● **Exercise objective**
Search the listing for the string "name" and copy every line that contains it.

━━ The input

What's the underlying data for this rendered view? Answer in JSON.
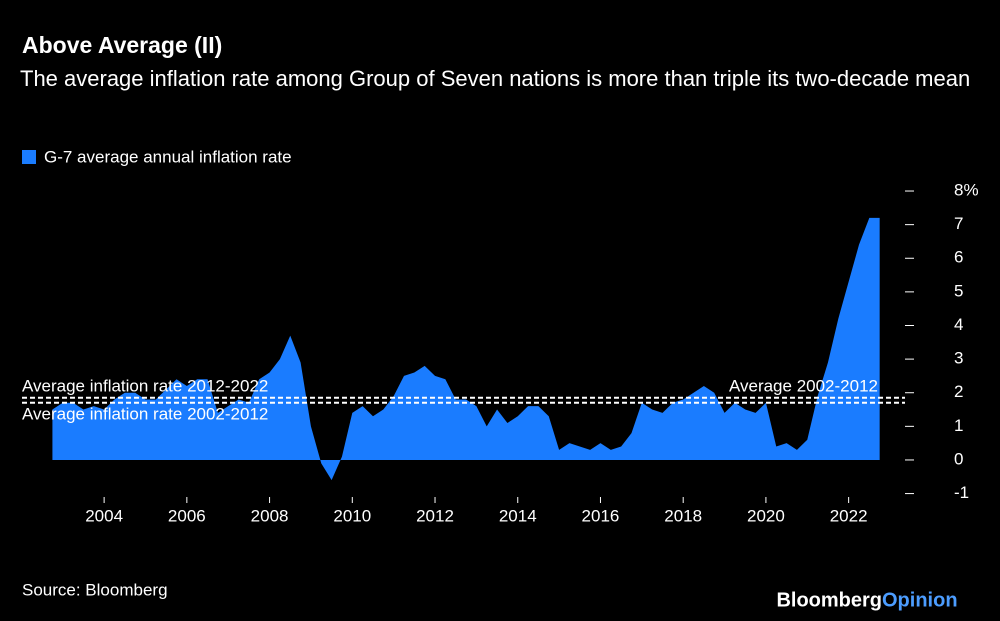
{
  "chart_data": {
    "type": "area",
    "title": "Above Average (II)",
    "subtitle": "The average inflation rate among Group of Seven nations is more than triple its two-decade mean",
    "x": [
      2002.75,
      2003,
      2003.25,
      2003.5,
      2003.75,
      2004,
      2004.25,
      2004.5,
      2004.75,
      2005,
      2005.25,
      2005.5,
      2005.75,
      2006,
      2006.25,
      2006.5,
      2006.75,
      2007,
      2007.25,
      2007.5,
      2007.75,
      2008,
      2008.25,
      2008.5,
      2008.75,
      2009,
      2009.25,
      2009.5,
      2009.75,
      2010,
      2010.25,
      2010.5,
      2010.75,
      2011,
      2011.25,
      2011.5,
      2011.75,
      2012,
      2012.25,
      2012.5,
      2012.75,
      2013,
      2013.25,
      2013.5,
      2013.75,
      2014,
      2014.25,
      2014.5,
      2014.75,
      2015,
      2015.25,
      2015.5,
      2015.75,
      2016,
      2016.25,
      2016.5,
      2016.75,
      2017,
      2017.25,
      2017.5,
      2017.75,
      2018,
      2018.25,
      2018.5,
      2018.75,
      2019,
      2019.25,
      2019.5,
      2019.75,
      2020,
      2020.25,
      2020.5,
      2020.75,
      2021,
      2021.25,
      2021.5,
      2021.75,
      2022,
      2022.25,
      2022.5,
      2022.75
    ],
    "series": [
      {
        "name": "G-7 average annual inflation rate",
        "color": "#1a7cff",
        "values": [
          1.5,
          1.7,
          1.7,
          1.5,
          1.6,
          1.5,
          1.8,
          2.0,
          2.0,
          1.8,
          1.8,
          2.1,
          2.4,
          2.2,
          2.4,
          2.4,
          1.4,
          1.6,
          1.8,
          1.7,
          2.4,
          2.6,
          3.0,
          3.7,
          2.9,
          1.0,
          -0.1,
          -0.6,
          0.1,
          1.4,
          1.6,
          1.3,
          1.5,
          1.9,
          2.5,
          2.6,
          2.8,
          2.5,
          2.4,
          1.8,
          1.8,
          1.6,
          1.0,
          1.5,
          1.1,
          1.3,
          1.6,
          1.6,
          1.3,
          0.3,
          0.5,
          0.4,
          0.3,
          0.5,
          0.3,
          0.4,
          0.8,
          1.7,
          1.5,
          1.4,
          1.7,
          1.8,
          2.0,
          2.2,
          2.0,
          1.4,
          1.7,
          1.5,
          1.4,
          1.7,
          0.4,
          0.5,
          0.3,
          0.6,
          1.9,
          2.9,
          4.2,
          5.3,
          6.4,
          7.2,
          7.2
        ]
      }
    ],
    "reference_lines": [
      {
        "value": 1.85,
        "label": "Average inflation rate 2012-2022"
      },
      {
        "value": 1.7,
        "label": "Average inflation rate 2002-2012"
      }
    ],
    "annotations": [
      "Average 2002-2012"
    ],
    "xlim": [
      2002,
      2023
    ],
    "xticks": [
      2004,
      2006,
      2008,
      2010,
      2012,
      2014,
      2016,
      2018,
      2020,
      2022
    ],
    "ylim": [
      -1.2,
      8.2
    ],
    "yticks": [
      -1,
      0,
      1,
      2,
      3,
      4,
      5,
      6,
      7,
      {
        "value": 8,
        "label": "8%"
      }
    ],
    "source": "Source: Bloomberg",
    "logo": [
      "Bloomberg",
      "Opinion"
    ]
  }
}
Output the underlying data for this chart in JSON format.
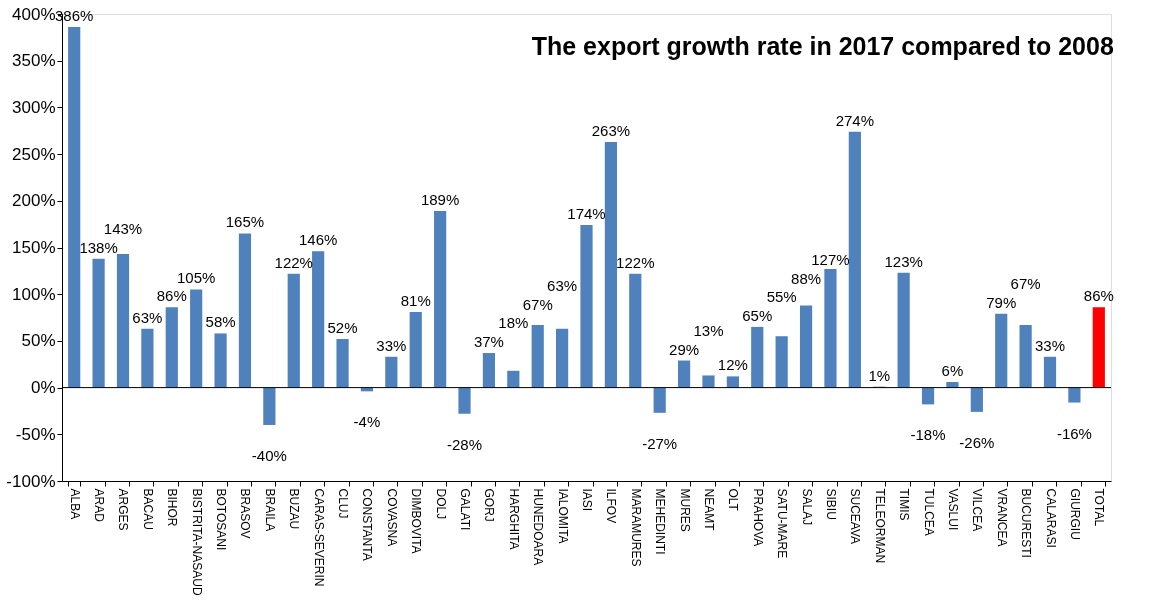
{
  "chart_data": {
    "type": "bar",
    "title": "The export growth rate in 2017 compared to 2008",
    "categories": [
      "ALBA",
      "ARAD",
      "ARGES",
      "BACAU",
      "BIHOR",
      "BISTRITA-NASAUD",
      "BOTOSANI",
      "BRASOV",
      "BRAILA",
      "BUZAU",
      "CARAS-SEVERIN",
      "CLUJ",
      "CONSTANTA",
      "COVASNA",
      "DIMBOVITA",
      "DOLJ",
      "GALATI",
      "GORJ",
      "HARGHITA",
      "HUNEDOARA",
      "IALOMITA",
      "IASI",
      "ILFOV",
      "MARAMURES",
      "MEHEDINTI",
      "MURES",
      "NEAMT",
      "OLT",
      "PRAHOVA",
      "SATU-MARE",
      "SALAJ",
      "SIBIU",
      "SUCEAVA",
      "TELEORMAN",
      "TIMIS",
      "TULCEA",
      "VASLUI",
      "VILCEA",
      "VRANCEA",
      "BUCURESTI",
      "CALARASI",
      "GIURGIU",
      null,
      "TOTAL"
    ],
    "values": [
      386,
      138,
      143,
      63,
      86,
      105,
      58,
      165,
      -40,
      122,
      146,
      52,
      -4,
      33,
      81,
      189,
      -28,
      37,
      18,
      67,
      63,
      174,
      263,
      122,
      -27,
      29,
      13,
      12,
      65,
      55,
      88,
      127,
      274,
      1,
      123,
      -18,
      6,
      -26,
      79,
      67,
      33,
      -16,
      null,
      86
    ],
    "value_labels": [
      "386%",
      "138%",
      "143%",
      "63%",
      "86%",
      "105%",
      "58%",
      "165%",
      "-40%",
      "122%",
      "146%",
      "52%",
      "-4%",
      "33%",
      "81%",
      "189%",
      "-28%",
      "37%",
      "18%",
      "67%",
      "63%",
      "174%",
      "263%",
      "122%",
      "-27%",
      "29%",
      "13%",
      "12%",
      "65%",
      "55%",
      "88%",
      "127%",
      "274%",
      "1%",
      "123%",
      "-18%",
      "6%",
      "-26%",
      "79%",
      "67%",
      "33%",
      "-16%",
      null,
      "86%"
    ],
    "colors": [
      "#4f81bd",
      "#4f81bd",
      "#4f81bd",
      "#4f81bd",
      "#4f81bd",
      "#4f81bd",
      "#4f81bd",
      "#4f81bd",
      "#4f81bd",
      "#4f81bd",
      "#4f81bd",
      "#4f81bd",
      "#4f81bd",
      "#4f81bd",
      "#4f81bd",
      "#4f81bd",
      "#4f81bd",
      "#4f81bd",
      "#4f81bd",
      "#4f81bd",
      "#4f81bd",
      "#4f81bd",
      "#4f81bd",
      "#4f81bd",
      "#4f81bd",
      "#4f81bd",
      "#4f81bd",
      "#4f81bd",
      "#4f81bd",
      "#4f81bd",
      "#4f81bd",
      "#4f81bd",
      "#4f81bd",
      "#4f81bd",
      "#4f81bd",
      "#4f81bd",
      "#4f81bd",
      "#4f81bd",
      "#4f81bd",
      "#4f81bd",
      "#4f81bd",
      "#4f81bd",
      "#4f81bd",
      "#ff0000"
    ],
    "ylim": [
      -100,
      400
    ],
    "yticks": [
      {
        "value": -100,
        "label": "-100%"
      },
      {
        "value": -50,
        "label": "-50%"
      },
      {
        "value": 0,
        "label": "0%"
      },
      {
        "value": 50,
        "label": "50%"
      },
      {
        "value": 100,
        "label": "100%"
      },
      {
        "value": 150,
        "label": "150%"
      },
      {
        "value": 200,
        "label": "200%"
      },
      {
        "value": 250,
        "label": "250%"
      },
      {
        "value": 300,
        "label": "300%"
      },
      {
        "value": 350,
        "label": "350%"
      },
      {
        "value": 400,
        "label": "400%"
      }
    ],
    "ref_lines": [
      {
        "axis": "y",
        "value": 0,
        "color": "#000000"
      }
    ],
    "grid": false
  }
}
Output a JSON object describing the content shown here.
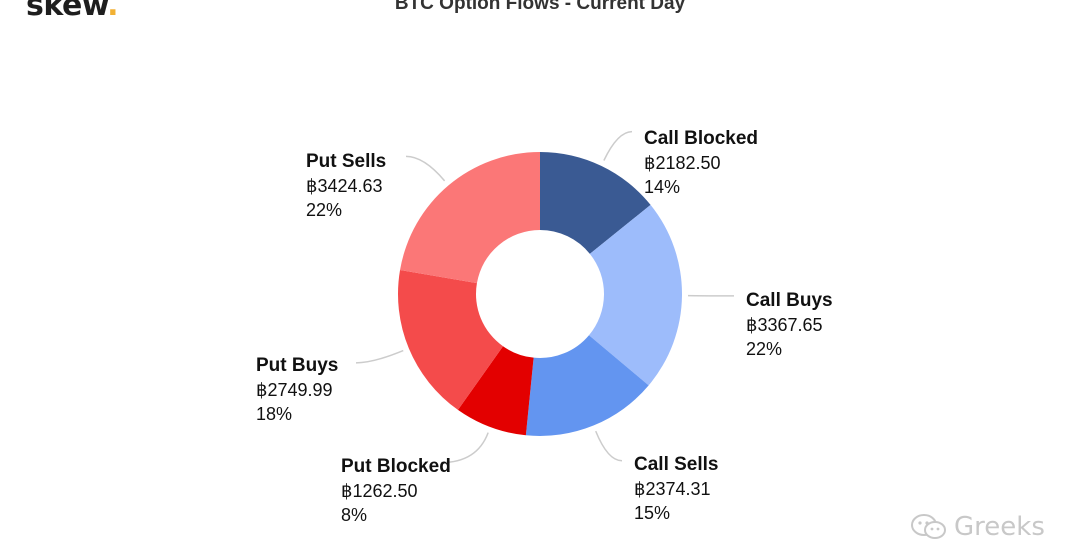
{
  "logo": {
    "text": "skew",
    "dot": ".",
    "dot_color": "#f2b134"
  },
  "chart_data": {
    "type": "pie",
    "variant": "donut",
    "title": "BTC Option Flows - Current Day",
    "currency_symbol": "฿",
    "slices": [
      {
        "name": "Call Blocked",
        "value": 2182.5,
        "value_label": "฿2182.50",
        "percent_label": "14%",
        "color": "#3a5a93"
      },
      {
        "name": "Call Buys",
        "value": 3367.65,
        "value_label": "฿3367.65",
        "percent_label": "22%",
        "color": "#9dbcfb"
      },
      {
        "name": "Call Sells",
        "value": 2374.31,
        "value_label": "฿2374.31",
        "percent_label": "15%",
        "color": "#6395f0"
      },
      {
        "name": "Put Blocked",
        "value": 1262.5,
        "value_label": "฿1262.50",
        "percent_label": "8%",
        "color": "#e30000"
      },
      {
        "name": "Put Buys",
        "value": 2749.99,
        "value_label": "฿2749.99",
        "percent_label": "18%",
        "color": "#f44b4b"
      },
      {
        "name": "Put Sells",
        "value": 3424.63,
        "value_label": "฿3424.63",
        "percent_label": "22%",
        "color": "#fb7777"
      }
    ]
  },
  "watermark": {
    "text": "Greeks",
    "icon": "wechat-icon"
  }
}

━━━━

● **Task output**
        "name": "G-7 average annual inflation rate",
        "name": "Call Blocked",
        "name": "Call Buys",
        "name": "Call Sells",
        "name": "Put Blocked",
        "name": "Put Buys",
        "name": "Put Sells",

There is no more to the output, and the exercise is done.